Esercizio breve 1 =
Rispondi a queste domande sul testo sulla lenticchia di Castelluccio di Norcia:
(a) In quale anno le navi dei faraoni rifornivano già di lenticchie i porti greci e italiani?
(b) Quale pratica agricola aiutava gli Etruschi a produrre legumi e cereali in grande quantità?
(c) A quale altitudine si trova la zona di coltivazione della lenticchia di Castelluccio?
Esercizio breve 2 = Prosegui il testo sulla lenticchia di Castelluccio di Norcia dal punto in cui si interrompe.

Sezione del documento =
------------------------------------------------------------

Antichi tesori della tradizione: La lenticchia di Castelluccio di Norcia

La lenticchia è uno tra i primi e più antichi alimenti domesticati dall’uomo, si ritiene che sin dal Neolitico fosse utilizzata dalle popolazioni nomadi della Mezzaluna Fertile. Si data che in Egitto già nel 525 A. C. le navi dei faraoni rifornissero regolarmente i porti greci ed italiani di lenticchie.
La gastronomia greca era ben nota per l’ampio uso di vegetali, ed era consuetudine preparare ricche zuppe di lenticchie e ceci. Anche per gli Etruschi la base alimentare era composta in prevalenza da legumi e cereali che producevano in grande quantità grazie anche all’introduzione della pratica della rotazione delle colture.
Plinio il Vecchio nella sua Naturalis Historia ci racconta come le lenticchie fossero notevolmente apprezzate nell’antico impero romano per il grande apporto nutritivo e per la capacità di infondere tranquillità; erano diffuse specialmente tra i ceti più poveri, il popolino, quale pasto base.
Nel Medioevo i ceti più abbienti disdegnavano il legume per la sua semplicità preferendo cibi più ricchi ed elaborati così la lenticchia fu ben presto associata al pasto umile che si addice alle mense dei poveri o ai pasti conventuali.
L’essere relegata ad alimento poco pregiato non ne limitò comunque la diffusione e la lenticchia ancora oggi continua ad essere coltivata in tutto il territorio nazionale.
Una tra le più apprezzate e conosciute è la lenticchia di Castelluccio di Norcia insignita del marchio IGP proprio per le peculiari caratteristiche legate al contesto geografico dell’altipiano in cui cresce. La zona di coltivazione si estende su una superficie di circa venti chilometri quadrati all’interno del Parco Nazionale dei Monti Sibillini con un altitudine che varia dai 1400 ai 1600 metri sul livello del mare.

------------------------------------------------------------

Elenco =
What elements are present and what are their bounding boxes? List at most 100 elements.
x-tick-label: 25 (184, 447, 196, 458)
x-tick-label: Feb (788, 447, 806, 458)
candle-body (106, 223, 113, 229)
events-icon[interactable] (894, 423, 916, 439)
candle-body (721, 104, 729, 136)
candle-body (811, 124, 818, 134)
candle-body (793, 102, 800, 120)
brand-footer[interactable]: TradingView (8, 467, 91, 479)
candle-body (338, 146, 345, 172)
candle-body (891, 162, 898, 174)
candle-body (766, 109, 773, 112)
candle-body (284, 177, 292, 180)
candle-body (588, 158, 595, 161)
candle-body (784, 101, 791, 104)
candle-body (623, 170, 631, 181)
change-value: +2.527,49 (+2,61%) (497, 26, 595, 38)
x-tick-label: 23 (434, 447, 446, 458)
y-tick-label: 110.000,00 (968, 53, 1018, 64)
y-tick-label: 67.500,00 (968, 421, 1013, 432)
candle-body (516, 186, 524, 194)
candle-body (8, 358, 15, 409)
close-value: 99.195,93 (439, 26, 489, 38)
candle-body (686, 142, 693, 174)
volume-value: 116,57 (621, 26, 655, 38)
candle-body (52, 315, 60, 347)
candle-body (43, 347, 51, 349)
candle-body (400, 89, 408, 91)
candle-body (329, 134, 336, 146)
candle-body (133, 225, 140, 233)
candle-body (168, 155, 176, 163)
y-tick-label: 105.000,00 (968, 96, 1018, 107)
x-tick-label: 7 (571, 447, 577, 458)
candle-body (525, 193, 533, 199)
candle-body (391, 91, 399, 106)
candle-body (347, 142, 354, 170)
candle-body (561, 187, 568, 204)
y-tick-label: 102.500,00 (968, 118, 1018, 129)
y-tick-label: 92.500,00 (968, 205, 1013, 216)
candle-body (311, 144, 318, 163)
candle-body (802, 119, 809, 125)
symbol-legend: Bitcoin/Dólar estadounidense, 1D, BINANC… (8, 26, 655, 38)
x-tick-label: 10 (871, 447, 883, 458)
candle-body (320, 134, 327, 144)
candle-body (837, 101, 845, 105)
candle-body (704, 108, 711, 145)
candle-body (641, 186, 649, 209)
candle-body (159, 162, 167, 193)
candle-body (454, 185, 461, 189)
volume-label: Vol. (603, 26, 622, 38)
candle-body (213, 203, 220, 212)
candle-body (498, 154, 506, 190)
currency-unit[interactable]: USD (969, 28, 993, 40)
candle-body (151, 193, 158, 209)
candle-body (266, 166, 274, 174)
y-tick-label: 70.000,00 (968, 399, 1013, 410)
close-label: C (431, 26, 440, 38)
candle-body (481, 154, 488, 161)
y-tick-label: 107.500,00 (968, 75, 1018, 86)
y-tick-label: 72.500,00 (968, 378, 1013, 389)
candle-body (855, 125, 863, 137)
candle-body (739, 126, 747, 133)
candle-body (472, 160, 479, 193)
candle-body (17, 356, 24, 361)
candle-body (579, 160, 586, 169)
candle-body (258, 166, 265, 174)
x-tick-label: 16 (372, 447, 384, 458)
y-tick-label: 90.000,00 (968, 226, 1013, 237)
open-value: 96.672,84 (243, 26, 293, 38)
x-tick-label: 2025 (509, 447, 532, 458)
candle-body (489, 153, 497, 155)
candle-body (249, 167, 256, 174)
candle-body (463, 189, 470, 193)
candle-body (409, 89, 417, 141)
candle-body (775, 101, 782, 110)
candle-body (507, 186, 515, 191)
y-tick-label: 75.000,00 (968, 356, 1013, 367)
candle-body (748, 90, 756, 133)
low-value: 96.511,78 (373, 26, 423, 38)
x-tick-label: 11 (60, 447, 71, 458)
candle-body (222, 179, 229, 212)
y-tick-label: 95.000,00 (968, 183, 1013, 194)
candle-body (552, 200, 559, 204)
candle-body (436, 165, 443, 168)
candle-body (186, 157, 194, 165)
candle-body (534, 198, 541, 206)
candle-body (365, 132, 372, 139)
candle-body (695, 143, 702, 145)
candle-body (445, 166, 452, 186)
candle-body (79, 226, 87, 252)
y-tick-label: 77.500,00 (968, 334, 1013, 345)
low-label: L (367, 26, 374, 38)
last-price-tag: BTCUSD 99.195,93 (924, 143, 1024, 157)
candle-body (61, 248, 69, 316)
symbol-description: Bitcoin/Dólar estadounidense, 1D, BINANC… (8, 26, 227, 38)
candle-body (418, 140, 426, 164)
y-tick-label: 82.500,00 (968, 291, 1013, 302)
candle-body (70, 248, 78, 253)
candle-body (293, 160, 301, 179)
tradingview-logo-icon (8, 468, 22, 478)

------------------------------------------------------------

Risposta 1 =
(a) Nel 525 a.C.
(b) La rotazione delle colture.
(c) Tra i 1400 e i 1600 metri sul livello del mare.

Risposta 2 =
L’altipiano di Castelluccio si forma in età preistorica dal prosciugamento di un grande lago montano, il clima della vallata è caratterizzato da lunghi e rigidi inverni con innevamento da novembre sino a marzo e da gelate primaverili che si protraggono fino a giugno. L’estate è breve e con grandi escursioni termiche. Il terreno risulta molto ricco di sostanza organica, con una elevata presenza di fosforo e calcare che in questo specifico contesto climatico, ed abbinato all’altitudine, è uno degli elementi essenziali dell’unicità della lenticchia di Castelluccio.
In primavera, dopo lo scioglimento delle nevi, si procede ad una aratura non molto profonda dei campi destinati alla coltivazione. La semina avviene di solito nella seconda metà di Aprile e dopo circa un mese e mezzo si assiste alla fioritura delle piantine con piccoli fiori la cui gradazione va dal bianco iniziale al giallo, al rosso dei papaveri per finire poi con il blu creando uno spettacolo cromatico inimitabile. La pianta della lenticchia ha un altezza variabile tra i 20 e 40 cm e per crescere ha bisogno di molta acqua, per questa ragione in passato gli abitanti di Castelluccio erano soliti recarsi in pellegrinaggio nella chiesa di Santa Scolastica a Norcia a pregare la santa di concedere piogge copiose.
Anche il moderno metodo di coltivazione della lenticchia non prevede l’utilizzo di sostanze chimiche, grazie alla notevole resistenza del legume ai parassiti.
I precoci freddi autunnali accorciano il periodo di maturazione del legume che va raccolto generalmente entro la prima meta di Agosto e attualmente la raccolta avviene per via meccanica con macchinari leggeri, data la delicatezza delle piante e dei baccelli, che altrimenti potrebbero aprirsi e disperdere il prodotto. In passato, invece, la “carpitura”, in dialetto locale, avveniva totalmente a mano ad opera delle “carpirine”, manovalanza femminile specializzata proveniente dai paesi limitrofi appositamente per la raccolta.
Alla fase della raccolta segue quella dell’asciugatura che deve essere lenta. Le piante, posizionate in mucchi piccoli disposti a file parallele, vengono coperte cosicché i raggi del sole, molto forti a queste altitudini, non intacchino i baccelli. Una volta asciugati i semi vengono divisi dai residui di paglia con le trebbie; alcuni agricoltori utilizzano ancora vecchie trebbie con battitori molto lenti, perché la minore velocità di rotazione consente una pulitura più profonda senza correre il rischio di rompere il seme.
La lenticchia di Castelluccio si distingue dalle più comuni per la forma tondeggiante ed appiattita con semi piccoli e dall’aspetto tigrato il cui colore varia dal verde al marrone chiaro.
La buccia particolarmente fine consente che non vi sia necessità di messa a bagno molte ore prima della cottura.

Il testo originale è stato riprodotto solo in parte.